-- WHAT IS BEING ASKED --
Search the data below for the string "selva". Extract every line that contains it.

★ ★ ★ ★

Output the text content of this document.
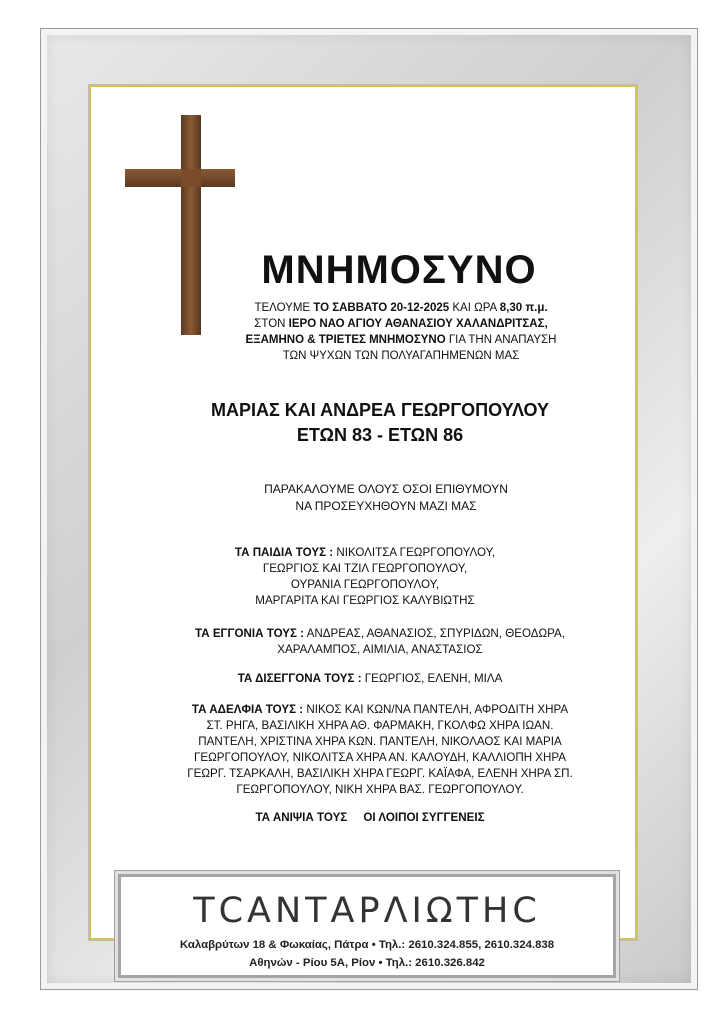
ΜΝΗΜΟΣΥΝΟ
ΤΕΛΟΥΜΕ ΤΟ ΣΑΒΒΑΤΟ 20-12-2025 ΚΑΙ ΩΡΑ 8,30 π.μ.
ΣΤΟΝ ΙΕΡΟ ΝΑΟ ΑΓΙΟΥ ΑΘΑΝΑΣΙΟΥ ΧΑΛΑΝΔΡΙΤΣΑΣ,
ΕΞΑΜΗΝΟ & ΤΡΙΕΤΕΣ ΜΝΗΜΟΣΥΝΟ ΓΙΑ ΤΗΝ ΑΝΑΠΑΥΣΗ
ΤΩΝ ΨΥΧΩΝ ΤΩΝ ΠΟΛΥΑΓΑΠΗΜΕΝΩΝ ΜΑΣ
ΜΑΡΙΑΣ ΚΑΙ ΑΝΔΡΕΑ ΓΕΩΡΓΟΠΟΥΛΟΥ
ΕΤΩΝ 83 - ΕΤΩΝ 86
ΠΑΡΑΚΑΛΟΥΜΕ ΟΛΟΥΣ ΟΣΟΙ ΕΠΙΘΥΜΟΥΝ
ΝΑ ΠΡΟΣΕΥΧΗΘΟΥΝ ΜΑΖΙ ΜΑΣ
ΤΑ ΠΑΙΔΙΑ ΤΟΥΣ : ΝΙΚΟΛΙΤΣΑ ΓΕΩΡΓΟΠΟΥΛΟΥ,
ΓΕΩΡΓΙΟΣ ΚΑΙ ΤΖΙΛ ΓΕΩΡΓΟΠΟΥΛΟΥ,
ΟΥΡΑΝΙΑ ΓΕΩΡΓΟΠΟΥΛΟΥ,
ΜΑΡΓΑΡΙΤΑ ΚΑΙ ΓΕΩΡΓΙΟΣ ΚΑΛΥΒΙΩΤΗΣ
ΤΑ ΕΓΓΟΝΙΑ ΤΟΥΣ : ΑΝΔΡΕΑΣ, ΑΘΑΝΑΣΙΟΣ, ΣΠΥΡΙΔΩΝ, ΘΕΟΔΩΡΑ,
ΧΑΡΑΛΑΜΠΟΣ, ΑΙΜΙΛΙΑ, ΑΝΑΣΤΑΣΙΟΣ
ΤΑ ΔΙΣΕΓΓΟΝΑ ΤΟΥΣ : ΓΕΩΡΓΙΟΣ, ΕΛΕΝΗ, ΜΙΛΑ
ΤΑ ΑΔΕΛΦΙΑ ΤΟΥΣ : ΝΙΚΟΣ ΚΑΙ ΚΩΝ/ΝΑ ΠΑΝΤΕΛΗ, ΑΦΡΟΔΙΤΗ ΧΗΡΑ
ΣΤ. ΡΗΓΑ, ΒΑΣΙΛΙΚΗ ΧΗΡΑ ΑΘ. ΦΑΡΜΑΚΗ, ΓΚΟΛΦΩ ΧΗΡΑ ΙΩΑΝ.
ΠΑΝΤΕΛΗ, ΧΡΙΣΤΙΝΑ ΧΗΡΑ ΚΩΝ. ΠΑΝΤΕΛΗ, ΝΙΚΟΛΑΟΣ ΚΑΙ ΜΑΡΙΑ
ΓΕΩΡΓΟΠΟΥΛΟΥ, ΝΙΚΟΛΙΤΣΑ ΧΗΡΑ ΑΝ. ΚΑΛΟΥΔΗ, ΚΑΛΛΙΟΠΗ ΧΗΡΑ
ΓΕΩΡΓ. ΤΣΑΡΚΑΛΗ, ΒΑΣΙΛΙΚΗ ΧΗΡΑ ΓΕΩΡΓ. ΚΑΪΑΦΑ, ΕΛΕΝΗ ΧΗΡΑ ΣΠ.
ΓΕΩΡΓΟΠΟΥΛΟΥ, ΝΙΚΗ ΧΗΡΑ ΒΑΣ. ΓΕΩΡΓΟΠΟΥΛΟΥ.
ΤΑ ΑΝΙΨΙΑ ΤΟΥΣ ΟΙ ΛΟΙΠΟΙ ΣΥΓΓΕΝΕΙΣ
ΤϹΑΝΤΑΡΛΙΩΤΗϹ
Καλαβρύτων 18 & Φωκαίας, Πάτρα • Τηλ.: 2610.324.855, 2610.324.838
Αθηνών - Ρίου 5Α, Ρίον • Τηλ.: 2610.326.842
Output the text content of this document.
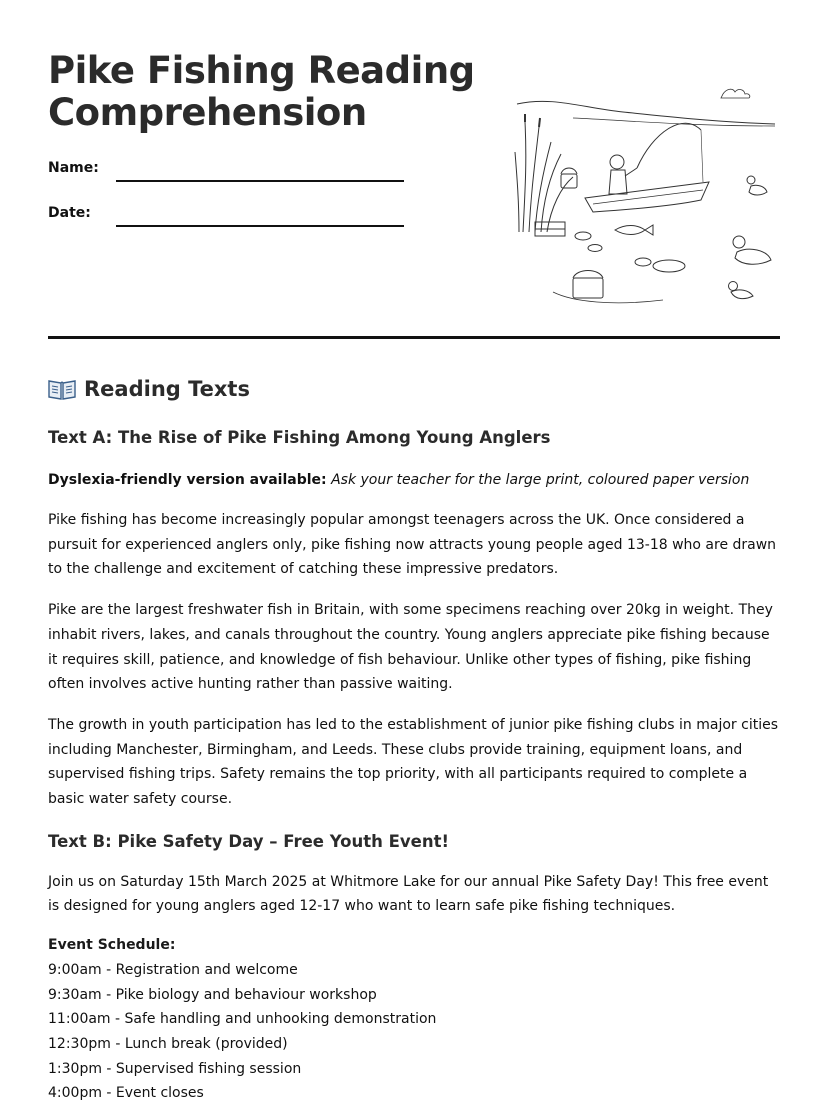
Pike Fishing Reading Comprehension
Name:
Date:
Reading Texts
Text A: The Rise of Pike Fishing Among Young Anglers
Dyslexia-friendly version available: Ask your teacher for the large print, coloured paper version

Pike fishing has become increasingly popular amongst teenagers across the UK. Once considered a pursuit for experienced anglers only, pike fishing now attracts young people aged 13-18 who are drawn to the challenge and excitement of catching these impressive predators.

Pike are the largest freshwater fish in Britain, with some specimens reaching over 20kg in weight. They inhabit rivers, lakes, and canals throughout the country. Young anglers appreciate pike fishing because it requires skill, patience, and knowledge of fish behaviour. Unlike other types of fishing, pike fishing often involves active hunting rather than passive waiting.

The growth in youth participation has led to the establishment of junior pike fishing clubs in major cities including Manchester, Birmingham, and Leeds. These clubs provide training, equipment loans, and supervised fishing trips. Safety remains the top priority, with all participants required to complete a basic water safety course.

Text B: Pike Safety Day – Free Youth Event!

Join us on Saturday 15th March 2025 at Whitmore Lake for our annual Pike Safety Day! This free event is designed for young anglers aged 12-17 who want to learn safe pike fishing techniques.

Event Schedule:
9:00am - Registration and welcome
9:30am - Pike biology and behaviour workshop
11:00am - Safe handling and unhooking demonstration
12:30pm - Lunch break (provided)
1:30pm - Supervised fishing session
4:00pm - Event closes
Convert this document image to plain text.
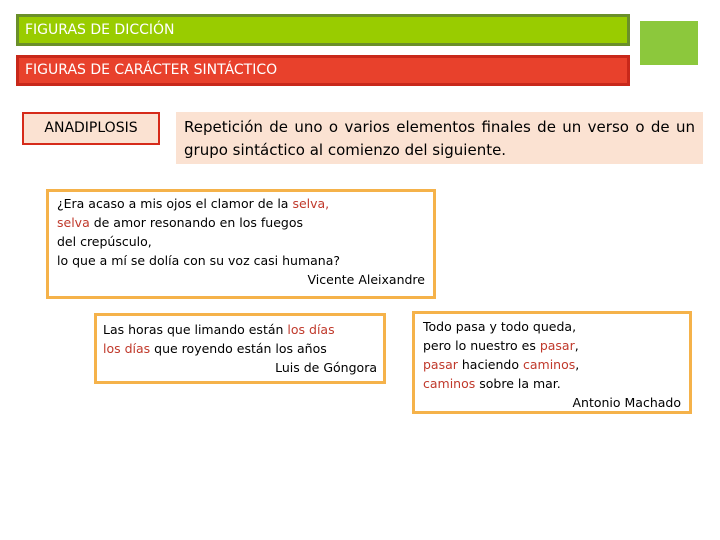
FIGURAS DE DICCIÓN
FIGURAS DE CARÁCTER SINTÁCTICO
ANADIPLOSIS	Repetición de uno o varios elementos finales de un verso o de un grupo sintáctico al comienzo del siguiente.
¿Era acaso a mis ojos el clamor de la selva,
selva de amor resonando en los fuegos
del crepúsculo,
lo que a mí se dolía con su voz casi humana?
Vicente Aleixandre
Las horas que limando están los días
los días que royendo están los años
Luis de Góngora
Todo pasa y todo queda,
pero lo nuestro es pasar,
pasar haciendo caminos,
caminos sobre la mar.
Antonio Machado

★ ★ ★ ★

-- EXPECTED ANSWER --
¿Era acaso a mis ojos el clamor de la selva,
selva de amor resonando en los fuegos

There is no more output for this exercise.